— TASK BRIEF —
Repeat every line of the material, character for character.

— Excerpt from a dataset —
* begin *

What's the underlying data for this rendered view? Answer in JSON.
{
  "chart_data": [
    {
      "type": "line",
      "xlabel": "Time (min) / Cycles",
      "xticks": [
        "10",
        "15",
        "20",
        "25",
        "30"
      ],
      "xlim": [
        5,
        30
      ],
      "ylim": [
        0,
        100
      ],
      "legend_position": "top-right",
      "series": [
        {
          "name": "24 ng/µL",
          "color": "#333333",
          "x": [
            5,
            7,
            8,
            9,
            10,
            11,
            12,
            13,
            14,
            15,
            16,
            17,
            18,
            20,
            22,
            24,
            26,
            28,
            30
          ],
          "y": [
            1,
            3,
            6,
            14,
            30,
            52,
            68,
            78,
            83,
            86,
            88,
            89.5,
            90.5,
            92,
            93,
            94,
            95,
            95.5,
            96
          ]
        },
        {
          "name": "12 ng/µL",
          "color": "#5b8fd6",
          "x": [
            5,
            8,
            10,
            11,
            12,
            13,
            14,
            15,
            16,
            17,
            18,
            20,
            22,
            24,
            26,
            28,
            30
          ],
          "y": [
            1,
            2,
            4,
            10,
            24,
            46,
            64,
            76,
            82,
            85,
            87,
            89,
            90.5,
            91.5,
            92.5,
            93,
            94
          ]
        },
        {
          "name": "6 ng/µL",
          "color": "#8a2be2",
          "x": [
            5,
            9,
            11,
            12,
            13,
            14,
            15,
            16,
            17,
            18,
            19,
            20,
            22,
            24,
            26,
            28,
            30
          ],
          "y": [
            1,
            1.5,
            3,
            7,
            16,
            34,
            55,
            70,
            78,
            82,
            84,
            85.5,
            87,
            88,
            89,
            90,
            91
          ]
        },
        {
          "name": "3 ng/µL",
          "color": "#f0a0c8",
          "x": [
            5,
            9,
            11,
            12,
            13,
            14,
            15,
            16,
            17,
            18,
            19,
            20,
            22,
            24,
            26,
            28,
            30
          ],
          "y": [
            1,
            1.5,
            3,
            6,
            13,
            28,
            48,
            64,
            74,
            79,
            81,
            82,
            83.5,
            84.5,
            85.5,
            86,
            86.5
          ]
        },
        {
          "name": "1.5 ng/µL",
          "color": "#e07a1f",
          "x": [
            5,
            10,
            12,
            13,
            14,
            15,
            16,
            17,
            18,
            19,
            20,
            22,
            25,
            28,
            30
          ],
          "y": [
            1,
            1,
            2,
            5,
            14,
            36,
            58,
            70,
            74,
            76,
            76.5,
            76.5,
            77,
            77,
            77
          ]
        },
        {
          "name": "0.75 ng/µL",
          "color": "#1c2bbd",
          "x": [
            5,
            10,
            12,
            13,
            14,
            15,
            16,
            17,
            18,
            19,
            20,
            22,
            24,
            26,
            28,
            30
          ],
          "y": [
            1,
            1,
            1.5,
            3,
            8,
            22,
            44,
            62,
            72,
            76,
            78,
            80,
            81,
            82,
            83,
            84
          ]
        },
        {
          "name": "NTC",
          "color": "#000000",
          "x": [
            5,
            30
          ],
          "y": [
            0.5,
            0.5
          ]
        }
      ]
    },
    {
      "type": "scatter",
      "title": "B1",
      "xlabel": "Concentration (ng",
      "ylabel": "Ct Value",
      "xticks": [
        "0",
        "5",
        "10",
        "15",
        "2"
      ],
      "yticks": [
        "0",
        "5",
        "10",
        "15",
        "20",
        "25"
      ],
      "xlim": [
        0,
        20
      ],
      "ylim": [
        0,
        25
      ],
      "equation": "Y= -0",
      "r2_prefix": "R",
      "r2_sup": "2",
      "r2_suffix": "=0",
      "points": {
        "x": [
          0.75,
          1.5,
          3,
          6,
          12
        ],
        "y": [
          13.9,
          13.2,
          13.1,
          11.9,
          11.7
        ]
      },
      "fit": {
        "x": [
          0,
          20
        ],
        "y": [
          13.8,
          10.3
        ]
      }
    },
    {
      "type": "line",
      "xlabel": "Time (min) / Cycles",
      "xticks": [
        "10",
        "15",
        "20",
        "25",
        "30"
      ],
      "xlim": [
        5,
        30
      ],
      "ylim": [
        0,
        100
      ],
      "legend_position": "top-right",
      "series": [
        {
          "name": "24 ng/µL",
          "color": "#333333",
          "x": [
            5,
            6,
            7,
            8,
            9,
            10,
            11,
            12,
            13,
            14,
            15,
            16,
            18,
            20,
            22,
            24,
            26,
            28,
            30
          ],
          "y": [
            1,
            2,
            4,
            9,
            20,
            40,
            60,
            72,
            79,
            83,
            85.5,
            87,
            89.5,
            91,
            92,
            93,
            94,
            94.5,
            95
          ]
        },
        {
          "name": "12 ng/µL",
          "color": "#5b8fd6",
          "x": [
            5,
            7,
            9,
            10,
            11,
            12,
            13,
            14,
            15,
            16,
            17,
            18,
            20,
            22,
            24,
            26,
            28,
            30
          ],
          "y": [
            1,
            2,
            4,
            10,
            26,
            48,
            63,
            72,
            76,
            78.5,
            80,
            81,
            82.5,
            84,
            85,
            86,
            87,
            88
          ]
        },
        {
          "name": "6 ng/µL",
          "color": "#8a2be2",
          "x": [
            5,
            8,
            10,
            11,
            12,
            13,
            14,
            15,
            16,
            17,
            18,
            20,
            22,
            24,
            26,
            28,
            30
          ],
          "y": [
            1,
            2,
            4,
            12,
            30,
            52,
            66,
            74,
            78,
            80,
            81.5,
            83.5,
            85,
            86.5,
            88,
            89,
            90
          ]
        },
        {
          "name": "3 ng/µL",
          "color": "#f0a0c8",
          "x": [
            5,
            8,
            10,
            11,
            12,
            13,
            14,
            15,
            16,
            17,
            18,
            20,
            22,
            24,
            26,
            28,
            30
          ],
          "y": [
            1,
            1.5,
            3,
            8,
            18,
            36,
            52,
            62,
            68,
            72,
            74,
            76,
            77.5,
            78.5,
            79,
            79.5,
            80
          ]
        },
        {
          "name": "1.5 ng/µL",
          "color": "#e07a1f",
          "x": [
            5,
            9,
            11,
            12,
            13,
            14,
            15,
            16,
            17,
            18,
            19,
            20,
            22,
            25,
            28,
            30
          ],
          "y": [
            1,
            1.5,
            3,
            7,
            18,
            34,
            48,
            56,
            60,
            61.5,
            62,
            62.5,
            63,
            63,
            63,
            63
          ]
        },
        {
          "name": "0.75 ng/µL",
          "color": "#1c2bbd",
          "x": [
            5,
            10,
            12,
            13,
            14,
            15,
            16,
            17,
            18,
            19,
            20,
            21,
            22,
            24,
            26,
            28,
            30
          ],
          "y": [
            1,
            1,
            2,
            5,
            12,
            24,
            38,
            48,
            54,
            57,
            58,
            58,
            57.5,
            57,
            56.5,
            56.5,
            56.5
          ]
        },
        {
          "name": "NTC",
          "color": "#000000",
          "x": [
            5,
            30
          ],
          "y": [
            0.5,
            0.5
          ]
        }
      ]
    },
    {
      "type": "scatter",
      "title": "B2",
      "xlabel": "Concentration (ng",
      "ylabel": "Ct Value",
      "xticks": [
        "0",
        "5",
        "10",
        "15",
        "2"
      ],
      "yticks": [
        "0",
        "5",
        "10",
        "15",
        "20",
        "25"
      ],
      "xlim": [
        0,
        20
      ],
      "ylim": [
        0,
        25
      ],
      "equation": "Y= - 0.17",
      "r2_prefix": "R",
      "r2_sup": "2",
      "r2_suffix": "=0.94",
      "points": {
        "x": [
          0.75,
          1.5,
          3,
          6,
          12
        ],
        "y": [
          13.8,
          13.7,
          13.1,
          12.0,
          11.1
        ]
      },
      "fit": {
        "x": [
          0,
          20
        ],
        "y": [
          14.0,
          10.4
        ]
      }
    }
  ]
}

* end *

— RESULT OF THE EXERCISE —
What's the underlying data for this rendered view? Answer in JSON.
{
  "chart_data": [
    {
      "type": "line",
      "xlabel": "Time (min) / Cycles",
      "xticks": [
        "10",
        "15",
        "20",
        "25",
        "30"
      ],
      "xlim": [
        5,
        30
      ],
      "ylim": [
        0,
        100
      ],
      "legend_position": "top-right",
      "series": [
        {
          "name": "24 ng/µL",
          "color": "#333333",
          "x": [
            5,
            7,
            8,
            9,
            10,
            11,
            12,
            13,
            14,
            15,
            16,
            17,
            18,
            20,
            22,
            24,
            26,
            28,
            30
          ],
          "y": [
            1,
            3,
            6,
            14,
            30,
            52,
            68,
            78,
            83,
            86,
            88,
            89.5,
            90.5,
            92,
            93,
            94,
            95,
            95.5,
            96
          ]
        },
        {
          "name": "12 ng/µL",
          "color": "#5b8fd6",
          "x": [
            5,
            8,
            10,
            11,
            12,
            13,
            14,
            15,
            16,
            17,
            18,
            20,
            22,
            24,
            26,
            28,
            30
          ],
          "y": [
            1,
            2,
            4,
            10,
            24,
            46,
            64,
            76,
            82,
            85,
            87,
            89,
            90.5,
            91.5,
            92.5,
            93,
            94
          ]
        },
        {
          "name": "6 ng/µL",
          "color": "#8a2be2",
          "x": [
            5,
            9,
            11,
            12,
            13,
            14,
            15,
            16,
            17,
            18,
            19,
            20,
            22,
            24,
            26,
            28,
            30
          ],
          "y": [
            1,
            1.5,
            3,
            7,
            16,
            34,
            55,
            70,
            78,
            82,
            84,
            85.5,
            87,
            88,
            89,
            90,
            91
          ]
        },
        {
          "name": "3 ng/µL",
          "color": "#f0a0c8",
          "x": [
            5,
            9,
            11,
            12,
            13,
            14,
            15,
            16,
            17,
            18,
            19,
            20,
            22,
            24,
            26,
            28,
            30
          ],
          "y": [
            1,
            1.5,
            3,
            6,
            13,
            28,
            48,
            64,
            74,
            79,
            81,
            82,
            83.5,
            84.5,
            85.5,
            86,
            86.5
          ]
        },
        {
          "name": "1.5 ng/µL",
          "color": "#e07a1f",
          "x": [
            5,
            10,
            12,
            13,
            14,
            15,
            16,
            17,
            18,
            19,
            20,
            22,
            25,
            28,
            30
          ],
          "y": [
            1,
            1,
            2,
            5,
            14,
            36,
            58,
            70,
            74,
            76,
            76.5,
            76.5,
            77,
            77,
            77
          ]
        },
        {
          "name": "0.75 ng/µL",
          "color": "#1c2bbd",
          "x": [
            5,
            10,
            12,
            13,
            14,
            15,
            16,
            17,
            18,
            19,
            20,
            22,
            24,
            26,
            28,
            30
          ],
          "y": [
            1,
            1,
            1.5,
            3,
            8,
            22,
            44,
            62,
            72,
            76,
            78,
            80,
            81,
            82,
            83,
            84
          ]
        },
        {
          "name": "NTC",
          "color": "#000000",
          "x": [
            5,
            30
          ],
          "y": [
            0.5,
            0.5
          ]
        }
      ]
    },
    {
      "type": "scatter",
      "title": "B1",
      "xlabel": "Concentration (ng",
      "ylabel": "Ct Value",
      "xticks": [
        "0",
        "5",
        "10",
        "15",
        "2"
      ],
      "yticks": [
        "0",
        "5",
        "10",
        "15",
        "20",
        "25"
      ],
      "xlim": [
        0,
        20
      ],
      "ylim": [
        0,
        25
      ],
      "equation": "Y= -0",
      "r2_prefix": "R",
      "r2_sup": "2",
      "r2_suffix": "=0",
      "points": {
        "x": [
          0.75,
          1.5,
          3,
          6,
          12
        ],
        "y": [
          13.9,
          13.2,
          13.1,
          11.9,
          11.7
        ]
      },
      "fit": {
        "x": [
          0,
          20
        ],
        "y": [
          13.8,
          10.3
        ]
      }
    },
    {
      "type": "line",
      "xlabel": "Time (min) / Cycles",
      "xticks": [
        "10",
        "15",
        "20",
        "25",
        "30"
      ],
      "xlim": [
        5,
        30
      ],
      "ylim": [
        0,
        100
      ],
      "legend_position": "top-right",
      "series": [
        {
          "name": "24 ng/µL",
          "color": "#333333",
          "x": [
            5,
            6,
            7,
            8,
            9,
            10,
            11,
            12,
            13,
            14,
            15,
            16,
            18,
            20,
            22,
            24,
            26,
            28,
            30
          ],
          "y": [
            1,
            2,
            4,
            9,
            20,
            40,
            60,
            72,
            79,
            83,
            85.5,
            87,
            89.5,
            91,
            92,
            93,
            94,
            94.5,
            95
          ]
        },
        {
          "name": "12 ng/µL",
          "color": "#5b8fd6",
          "x": [
            5,
            7,
            9,
            10,
            11,
            12,
            13,
            14,
            15,
            16,
            17,
            18,
            20,
            22,
            24,
            26,
            28,
            30
          ],
          "y": [
            1,
            2,
            4,
            10,
            26,
            48,
            63,
            72,
            76,
            78.5,
            80,
            81,
            82.5,
            84,
            85,
            86,
            87,
            88
          ]
        },
        {
          "name": "6 ng/µL",
          "color": "#8a2be2",
          "x": [
            5,
            8,
            10,
            11,
            12,
            13,
            14,
            15,
            16,
            17,
            18,
            20,
            22,
            24,
            26,
            28,
            30
          ],
          "y": [
            1,
            2,
            4,
            12,
            30,
            52,
            66,
            74,
            78,
            80,
            81.5,
            83.5,
            85,
            86.5,
            88,
            89,
            90
          ]
        },
        {
          "name": "3 ng/µL",
          "color": "#f0a0c8",
          "x": [
            5,
            8,
            10,
            11,
            12,
            13,
            14,
            15,
            16,
            17,
            18,
            20,
            22,
            24,
            26,
            28,
            30
          ],
          "y": [
            1,
            1.5,
            3,
            8,
            18,
            36,
            52,
            62,
            68,
            72,
            74,
            76,
            77.5,
            78.5,
            79,
            79.5,
            80
          ]
        },
        {
          "name": "1.5 ng/µL",
          "color": "#e07a1f",
          "x": [
            5,
            9,
            11,
            12,
            13,
            14,
            15,
            16,
            17,
            18,
            19,
            20,
            22,
            25,
            28,
            30
          ],
          "y": [
            1,
            1.5,
            3,
            7,
            18,
            34,
            48,
            56,
            60,
            61.5,
            62,
            62.5,
            63,
            63,
            63,
            63
          ]
        },
        {
          "name": "0.75 ng/µL",
          "color": "#1c2bbd",
          "x": [
            5,
            10,
            12,
            13,
            14,
            15,
            16,
            17,
            18,
            19,
            20,
            21,
            22,
            24,
            26,
            28,
            30
          ],
          "y": [
            1,
            1,
            2,
            5,
            12,
            24,
            38,
            48,
            54,
            57,
            58,
            58,
            57.5,
            57,
            56.5,
            56.5,
            56.5
          ]
        },
        {
          "name": "NTC",
          "color": "#000000",
          "x": [
            5,
            30
          ],
          "y": [
            0.5,
            0.5
          ]
        }
      ]
    },
    {
      "type": "scatter",
      "title": "B2",
      "xlabel": "Concentration (ng",
      "ylabel": "Ct Value",
      "xticks": [
        "0",
        "5",
        "10",
        "15",
        "2"
      ],
      "yticks": [
        "0",
        "5",
        "10",
        "15",
        "20",
        "25"
      ],
      "xlim": [
        0,
        20
      ],
      "ylim": [
        0,
        25
      ],
      "equation": "Y= - 0.17",
      "r2_prefix": "R",
      "r2_sup": "2",
      "r2_suffix": "=0.94",
      "points": {
        "x": [
          0.75,
          1.5,
          3,
          6,
          12
        ],
        "y": [
          13.8,
          13.7,
          13.1,
          12.0,
          11.1
        ]
      },
      "fit": {
        "x": [
          0,
          20
        ],
        "y": [
          14.0,
          10.4
        ]
      }
    }
  ]
}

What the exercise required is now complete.